# DO THIS
Gather up every line from the entries below that uses the word "title".
━━━ RECORDS FOR PROCESSING
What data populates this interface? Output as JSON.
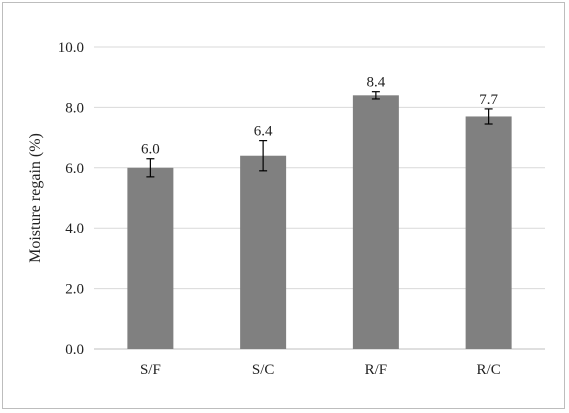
{
  "chart_data": {
    "type": "bar",
    "categories": [
      "S/F",
      "S/C",
      "R/F",
      "R/C"
    ],
    "values": [
      6.0,
      6.4,
      8.4,
      7.7
    ],
    "errors": [
      0.3,
      0.5,
      0.12,
      0.25
    ],
    "data_labels": [
      "6.0",
      "6.4",
      "8.4",
      "7.7"
    ],
    "title": "",
    "xlabel": "",
    "ylabel": "Moisture  regain (%)",
    "ylim": [
      0,
      10
    ],
    "yticks": [
      0,
      2,
      4,
      6,
      8,
      10
    ],
    "ytick_labels": [
      "0.0",
      "2.0",
      "4.0",
      "6.0",
      "8.0",
      "10.0"
    ],
    "grid": true,
    "legend": "none",
    "colors": {
      "bar": "#808080",
      "grid": "#d9d9d9",
      "axis": "#bfbfbf",
      "error": "#000000"
    }
  }
}
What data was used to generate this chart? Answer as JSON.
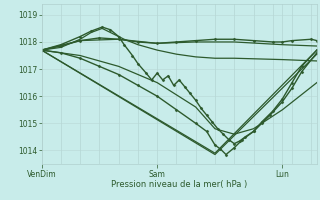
{
  "title": "Pression niveau de la mer( hPa )",
  "bg_color": "#c8ecea",
  "grid_color_v": "#b0d0ce",
  "grid_color_h": "#b8d8d5",
  "line_color": "#2d5a2d",
  "marker_color": "#2d5a2d",
  "ylim": [
    1013.5,
    1019.4
  ],
  "yticks": [
    1014,
    1015,
    1016,
    1017,
    1018,
    1019
  ],
  "xtick_labels": [
    "VenDim",
    "Sam",
    "Lun"
  ],
  "xtick_positions": [
    0.0,
    0.42,
    0.875
  ],
  "xgrid_positions": [
    0.0,
    0.07,
    0.14,
    0.21,
    0.28,
    0.35,
    0.42,
    0.49,
    0.56,
    0.63,
    0.7,
    0.77,
    0.84,
    0.875,
    0.91,
    0.98,
    1.0
  ],
  "series": [
    {
      "x": [
        0.0,
        0.07,
        0.14,
        0.21,
        0.28,
        0.35,
        0.42,
        0.49,
        0.56,
        0.63,
        0.7,
        0.77,
        0.84,
        0.875,
        0.91,
        0.98,
        1.0
      ],
      "y": [
        1017.7,
        1017.85,
        1018.05,
        1018.15,
        1018.1,
        1018.0,
        1017.95,
        1018.0,
        1018.05,
        1018.1,
        1018.1,
        1018.05,
        1018.0,
        1018.0,
        1018.05,
        1018.1,
        1018.05
      ],
      "marker": true,
      "lw": 1.0
    },
    {
      "x": [
        0.0,
        0.14,
        0.28,
        0.42,
        0.56,
        0.7,
        0.875,
        1.0
      ],
      "y": [
        1017.7,
        1018.05,
        1018.1,
        1017.95,
        1018.0,
        1018.0,
        1017.9,
        1017.85
      ],
      "marker": false,
      "lw": 0.9
    },
    {
      "x": [
        0.0,
        0.07,
        0.14,
        0.18,
        0.22,
        0.26,
        0.3,
        0.35,
        0.42,
        0.49,
        0.56,
        0.63,
        0.7,
        0.875,
        1.0
      ],
      "y": [
        1017.7,
        1017.8,
        1018.1,
        1018.35,
        1018.5,
        1018.3,
        1018.1,
        1017.9,
        1017.7,
        1017.55,
        1017.45,
        1017.4,
        1017.4,
        1017.35,
        1017.3
      ],
      "marker": false,
      "lw": 0.9
    },
    {
      "x": [
        0.0,
        0.07,
        0.14,
        0.18,
        0.22,
        0.25,
        0.28,
        0.3,
        0.33,
        0.35,
        0.38,
        0.4,
        0.42,
        0.44,
        0.46,
        0.48,
        0.5,
        0.52,
        0.54,
        0.56,
        0.58,
        0.6,
        0.62,
        0.64,
        0.66,
        0.68,
        0.7,
        0.72,
        0.74,
        0.77,
        0.8,
        0.83,
        0.875,
        0.91,
        0.945,
        1.0
      ],
      "y": [
        1017.7,
        1017.9,
        1018.2,
        1018.4,
        1018.55,
        1018.45,
        1018.2,
        1017.9,
        1017.5,
        1017.2,
        1016.85,
        1016.6,
        1016.85,
        1016.6,
        1016.75,
        1016.4,
        1016.6,
        1016.35,
        1016.1,
        1015.85,
        1015.55,
        1015.3,
        1015.05,
        1014.8,
        1014.6,
        1014.4,
        1014.25,
        1014.35,
        1014.5,
        1014.7,
        1015.0,
        1015.3,
        1015.8,
        1016.3,
        1016.9,
        1017.6
      ],
      "marker": true,
      "lw": 1.0
    },
    {
      "x": [
        0.0,
        0.63,
        1.0
      ],
      "y": [
        1017.7,
        1013.85,
        1017.55
      ],
      "marker": false,
      "lw": 0.9
    },
    {
      "x": [
        0.0,
        0.63,
        1.0
      ],
      "y": [
        1017.7,
        1013.9,
        1017.7
      ],
      "marker": false,
      "lw": 0.9
    },
    {
      "x": [
        0.0,
        0.07,
        0.14,
        0.21,
        0.28,
        0.35,
        0.42,
        0.49,
        0.56,
        0.6,
        0.63,
        0.65,
        0.67,
        0.7,
        0.73,
        0.77,
        0.8,
        0.84,
        0.875,
        0.91,
        0.945,
        1.0
      ],
      "y": [
        1017.7,
        1017.6,
        1017.4,
        1017.1,
        1016.8,
        1016.4,
        1016.0,
        1015.5,
        1015.0,
        1014.7,
        1014.2,
        1014.05,
        1013.85,
        1014.1,
        1014.4,
        1014.7,
        1015.05,
        1015.45,
        1015.9,
        1016.5,
        1017.1,
        1017.7
      ],
      "marker": true,
      "lw": 1.0
    },
    {
      "x": [
        0.0,
        0.14,
        0.28,
        0.42,
        0.56,
        0.63,
        0.7,
        0.77,
        0.875,
        1.0
      ],
      "y": [
        1017.7,
        1017.5,
        1017.1,
        1016.5,
        1015.6,
        1014.8,
        1014.6,
        1014.8,
        1015.5,
        1016.5
      ],
      "marker": false,
      "lw": 0.9
    }
  ]
}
━━━━━━
# FINAL ANSWER
    "title": "",
  "title": "Pression niveau de la mer( hPa )",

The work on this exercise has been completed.